WHAT THE TASK ASKS |
Return all of the entries exactly as written.
╭─ RECORD SET
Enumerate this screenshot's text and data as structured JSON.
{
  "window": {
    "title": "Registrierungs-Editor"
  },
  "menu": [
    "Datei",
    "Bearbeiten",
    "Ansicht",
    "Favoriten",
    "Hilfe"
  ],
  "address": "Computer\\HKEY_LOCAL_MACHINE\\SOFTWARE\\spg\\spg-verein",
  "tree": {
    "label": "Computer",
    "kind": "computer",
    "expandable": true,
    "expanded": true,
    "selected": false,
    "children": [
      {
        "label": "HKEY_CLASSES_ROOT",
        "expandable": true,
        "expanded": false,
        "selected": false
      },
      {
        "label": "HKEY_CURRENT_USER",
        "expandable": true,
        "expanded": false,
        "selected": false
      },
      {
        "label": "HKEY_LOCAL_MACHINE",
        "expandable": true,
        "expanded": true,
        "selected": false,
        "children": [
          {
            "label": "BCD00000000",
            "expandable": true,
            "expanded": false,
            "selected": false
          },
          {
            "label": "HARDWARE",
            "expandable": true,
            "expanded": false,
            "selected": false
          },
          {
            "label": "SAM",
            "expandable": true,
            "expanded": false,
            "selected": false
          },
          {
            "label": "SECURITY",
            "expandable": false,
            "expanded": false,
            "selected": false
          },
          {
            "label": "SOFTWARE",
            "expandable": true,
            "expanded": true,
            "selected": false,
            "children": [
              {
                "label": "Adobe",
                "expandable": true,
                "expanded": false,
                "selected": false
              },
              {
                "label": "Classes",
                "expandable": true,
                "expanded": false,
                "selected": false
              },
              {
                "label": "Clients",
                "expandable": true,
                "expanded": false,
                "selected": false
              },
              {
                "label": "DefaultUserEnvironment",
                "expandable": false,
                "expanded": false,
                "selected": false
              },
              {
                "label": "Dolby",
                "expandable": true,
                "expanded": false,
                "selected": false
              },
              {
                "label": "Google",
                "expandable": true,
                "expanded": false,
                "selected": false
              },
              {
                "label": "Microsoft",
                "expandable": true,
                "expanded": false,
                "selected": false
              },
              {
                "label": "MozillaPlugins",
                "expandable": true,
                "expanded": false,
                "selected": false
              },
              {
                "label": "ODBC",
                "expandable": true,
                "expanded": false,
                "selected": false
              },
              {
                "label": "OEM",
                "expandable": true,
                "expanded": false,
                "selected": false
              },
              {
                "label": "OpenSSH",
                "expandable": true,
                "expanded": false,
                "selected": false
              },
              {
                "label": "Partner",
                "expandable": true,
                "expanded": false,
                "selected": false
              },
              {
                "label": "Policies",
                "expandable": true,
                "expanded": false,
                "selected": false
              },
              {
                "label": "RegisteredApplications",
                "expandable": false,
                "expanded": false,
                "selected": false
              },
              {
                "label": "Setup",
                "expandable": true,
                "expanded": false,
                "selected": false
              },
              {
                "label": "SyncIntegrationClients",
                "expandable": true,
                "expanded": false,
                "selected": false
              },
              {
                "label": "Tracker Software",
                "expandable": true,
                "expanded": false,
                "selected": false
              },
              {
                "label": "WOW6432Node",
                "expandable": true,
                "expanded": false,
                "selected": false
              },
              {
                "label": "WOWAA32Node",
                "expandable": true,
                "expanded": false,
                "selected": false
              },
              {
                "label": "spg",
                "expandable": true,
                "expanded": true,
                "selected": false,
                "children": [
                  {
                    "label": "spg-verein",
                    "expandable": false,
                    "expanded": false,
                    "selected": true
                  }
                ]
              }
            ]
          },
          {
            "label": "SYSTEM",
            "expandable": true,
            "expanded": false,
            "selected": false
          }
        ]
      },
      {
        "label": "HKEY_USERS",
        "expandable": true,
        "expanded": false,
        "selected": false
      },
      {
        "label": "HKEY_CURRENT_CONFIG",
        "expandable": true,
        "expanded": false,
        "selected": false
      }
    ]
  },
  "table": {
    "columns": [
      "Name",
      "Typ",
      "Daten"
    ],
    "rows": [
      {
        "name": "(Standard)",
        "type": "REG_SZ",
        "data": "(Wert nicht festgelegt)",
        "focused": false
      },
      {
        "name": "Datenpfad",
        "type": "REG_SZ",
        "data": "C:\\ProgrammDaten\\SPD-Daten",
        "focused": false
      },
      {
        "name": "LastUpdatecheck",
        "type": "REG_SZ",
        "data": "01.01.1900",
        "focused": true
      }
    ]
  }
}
╰─
THE COMPLETED TASK |
Enumerate this screenshot's text and data as structured JSON.
{
  "window": {
    "title": "Registrierungs-Editor"
  },
  "menu": [
    "Datei",
    "Bearbeiten",
    "Ansicht",
    "Favoriten",
    "Hilfe"
  ],
  "address": "Computer\\HKEY_LOCAL_MACHINE\\SOFTWARE\\spg\\spg-verein",
  "tree": {
    "label": "Computer",
    "kind": "computer",
    "expandable": true,
    "expanded": true,
    "selected": false,
    "children": [
      {
        "label": "HKEY_CLASSES_ROOT",
        "expandable": true,
        "expanded": false,
        "selected": false
      },
      {
        "label": "HKEY_CURRENT_USER",
        "expandable": true,
        "expanded": false,
        "selected": false
      },
      {
        "label": "HKEY_LOCAL_MACHINE",
        "expandable": true,
        "expanded": true,
        "selected": false,
        "children": [
          {
            "label": "BCD00000000",
            "expandable": true,
            "expanded": false,
            "selected": false
          },
          {
            "label": "HARDWARE",
            "expandable": true,
            "expanded": false,
            "selected": false
          },
          {
            "label": "SAM",
            "expandable": true,
            "expanded": false,
            "selected": false
          },
          {
            "label": "SECURITY",
            "expandable": false,
            "expanded": false,
            "selected": false
          },
          {
            "label": "SOFTWARE",
            "expandable": true,
            "expanded": true,
            "selected": false,
            "children": [
              {
                "label": "Adobe",
                "expandable": true,
                "expanded": false,
                "selected": false
              },
              {
                "label": "Classes",
                "expandable": true,
                "expanded": false,
                "selected": false
              },
              {
                "label": "Clients",
                "expandable": true,
                "expanded": false,
                "selected": false
              },
              {
                "label": "DefaultUserEnvironment",
                "expandable": false,
                "expanded": false,
                "selected": false
              },
              {
                "label": "Dolby",
                "expandable": true,
                "expanded": false,
                "selected": false
              },
              {
                "label": "Google",
                "expandable": true,
                "expanded": false,
                "selected": false
              },
              {
                "label": "Microsoft",
                "expandable": true,
                "expanded": false,
                "selected": false
              },
              {
                "label": "MozillaPlugins",
                "expandable": true,
                "expanded": false,
                "selected": false
              },
              {
                "label": "ODBC",
                "expandable": true,
                "expanded": false,
                "selected": false
              },
              {
                "label": "OEM",
                "expandable": true,
                "expanded": false,
                "selected": false
              },
              {
                "label": "OpenSSH",
                "expandable": true,
                "expanded": false,
                "selected": false
              },
              {
                "label": "Partner",
                "expandable": true,
                "expanded": false,
                "selected": false
              },
              {
                "label": "Policies",
                "expandable": true,
                "expanded": false,
                "selected": false
              },
              {
                "label": "RegisteredApplications",
                "expandable": false,
                "expanded": false,
                "selected": false
              },
              {
                "label": "Setup",
                "expandable": true,
                "expanded": false,
                "selected": false
              },
              {
                "label": "SyncIntegrationClients",
                "expandable": true,
                "expanded": false,
                "selected": false
              },
              {
                "label": "Tracker Software",
                "expandable": true,
                "expanded": false,
                "selected": false
              },
              {
                "label": "WOW6432Node",
                "expandable": true,
                "expanded": false,
                "selected": false
              },
              {
                "label": "WOWAA32Node",
                "expandable": true,
                "expanded": false,
                "selected": false
              },
              {
                "label": "spg",
                "expandable": true,
                "expanded": true,
                "selected": false,
                "children": [
                  {
                    "label": "spg-verein",
                    "expandable": false,
                    "expanded": false,
                    "selected": true
                  }
                ]
              }
            ]
          },
          {
            "label": "SYSTEM",
            "expandable": true,
            "expanded": false,
            "selected": false
          }
        ]
      },
      {
        "label": "HKEY_USERS",
        "expandable": true,
        "expanded": false,
        "selected": false
      },
      {
        "label": "HKEY_CURRENT_CONFIG",
        "expandable": true,
        "expanded": false,
        "selected": false
      }
    ]
  },
  "table": {
    "columns": [
      "Name",
      "Typ",
      "Daten"
    ],
    "rows": [
      {
        "name": "(Standard)",
        "type": "REG_SZ",
        "data": "(Wert nicht festgelegt)",
        "focused": false
      },
      {
        "name": "Datenpfad",
        "type": "REG_SZ",
        "data": "C:\\ProgrammDaten\\SPD-Daten",
        "focused": false
      },
      {
        "name": "LastUpdatecheck",
        "type": "REG_SZ",
        "data": "01.01.1900",
        "focused": true
      }
    ]
  }
}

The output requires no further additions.